-------- Material provided --------

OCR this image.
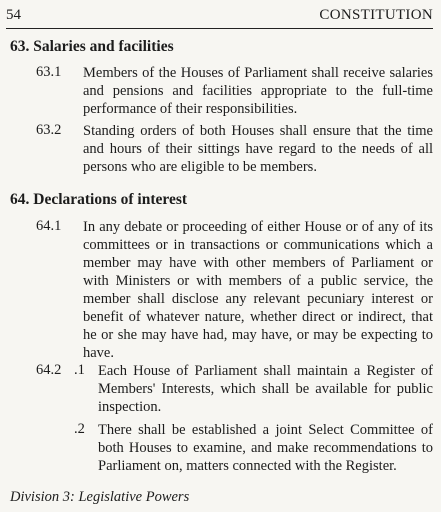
54	CONSTITUTION
63. Salaries and facilities
63.1 Members of the Houses of Parliament shall receive salaries and pensions and facilities appropriate to the full-time performance of their responsibilities.

63.2 Standing orders of both Houses shall ensure that the time and hours of their sittings have regard to the needs of all persons who are eligible to be members.

64. Declarations of interest
64.1 In any debate or proceeding of either House or of any of its committees or in transactions or communications which a member may have with other members of Parliament or with Ministers or with members of a public service, the member shall disclose any relevant pecuniary interest or benefit of whatever nature, whether direct or indirect, that he or she may have had, may have, or may be expecting to have.

64.2 .1 Each House of Parliament shall maintain a Register of Members' Interests, which shall be available for public inspection.

.2 There shall be established a joint Select Committee of both Houses to examine, and make recommendations to Parliament on, matters connected with the Register.

Division 3: Legislative Powers
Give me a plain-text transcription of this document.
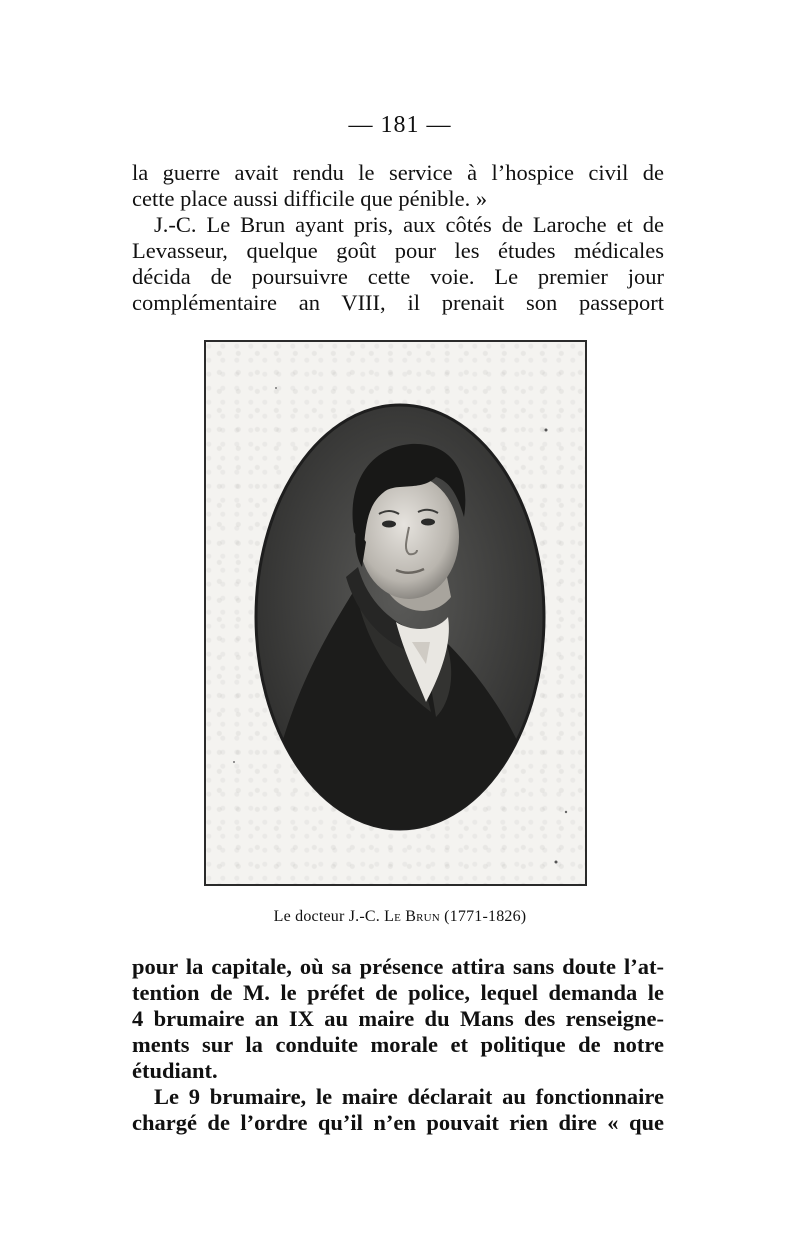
— 181 —
la guerre avait rendu le service à l’hospice civil de
cette place aussi difficile que pénible. »
J.-C. Le Brun ayant pris, aux côtés de Laroche et de
Levasseur, quelque goût pour les études médicales
décida de poursuivre cette voie. Le premier jour
complémentaire an VIII, il prenait son passeport
Le docteur J.-C. Le Brun (1771-1826)
pour la capitale, où sa présence attira sans doute l’at-
tention de M. le préfet de police, lequel demanda le
4 brumaire an IX au maire du Mans des renseigne-
ments sur la conduite morale et politique de notre
étudiant.
Le 9 brumaire, le maire déclarait au fonctionnaire
chargé de l’ordre qu’il n’en pouvait rien dire « que
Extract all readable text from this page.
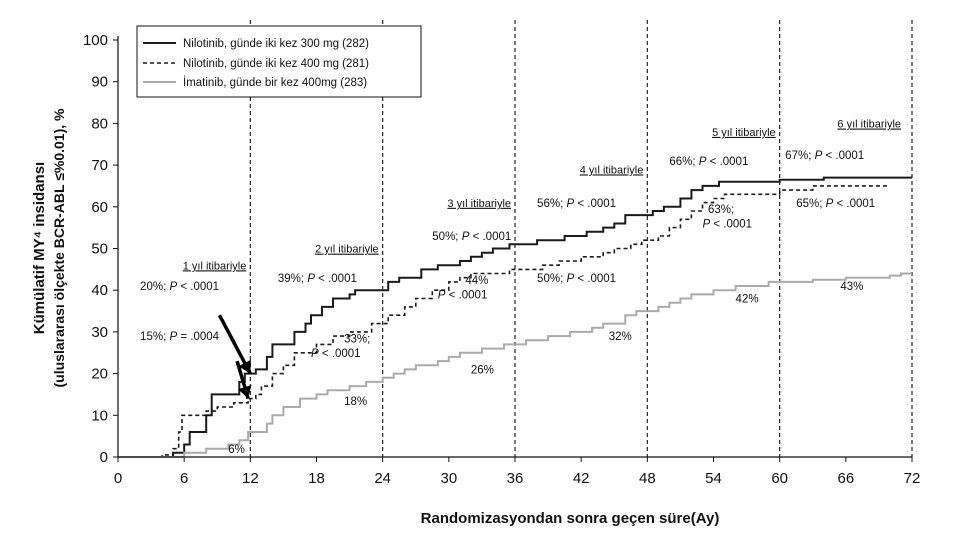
Kümülatif MY⁴ insidansı (uluslararası ölçekte BCR-ABL ≤%0.01), %
Randomizasyondan sonra geçen süre(Ay)
0
10
20
30
40
50
60
70
80
90
100
0	6	12	18	24	30	36	42	48	54	60	66	72
1 yıl itibariyle
2 yıl itibariyle
3 yıl itibariyle
4 yıl itibariyle
5 yıl itibariyle
6 yıl itibariyle
20%; P < .0001
15%; P = .0004
6%
39%; P < .0001
33%;
P < .0001
18%
50%; P < .0001
44%
P < .0001
26%
56%; P < .0001
50%; P < .0001
32%
66%; P < .0001
63%;
P < .0001
42%
67%; P < .0001
65%; P < .0001
43%
Nilotinib, günde iki kez 300 mg (282)
Nilotinib, günde iki kez 400 mg (281)
İmatinib, günde bir kez 400mg (283)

--------

Drop the pictures, then reproduce exactly the lines from the one with "Extract all readable text from this page." through the final line of the listing.

**Solution to this task**
Extract all readable text from this page.
Kümülatif MY⁴ insidansı (uluslararası ölçekte BCR-ABL ≤%0.01), %
Randomizasyondan sonra geçen süre(Ay)
0
10
20
30
40
50
60
70
80
90
100
0	6	12	18	24	30	36	42	48	54	60	66	72
1 yıl itibariyle
2 yıl itibariyle
3 yıl itibariyle
4 yıl itibariyle
5 yıl itibariyle
6 yıl itibariyle
20%; P < .0001
15%; P = .0004
6%
39%; P < .0001
33%;
P < .0001
18%
50%; P < .0001
44%
P < .0001
26%
56%; P < .0001
50%; P < .0001
32%
66%; P < .0001
63%;
P < .0001
42%
67%; P < .0001
65%; P < .0001
43%
Nilotinib, günde iki kez 300 mg (282)
Nilotinib, günde iki kez 400 mg (281)
İmatinib, günde bir kez 400mg (283)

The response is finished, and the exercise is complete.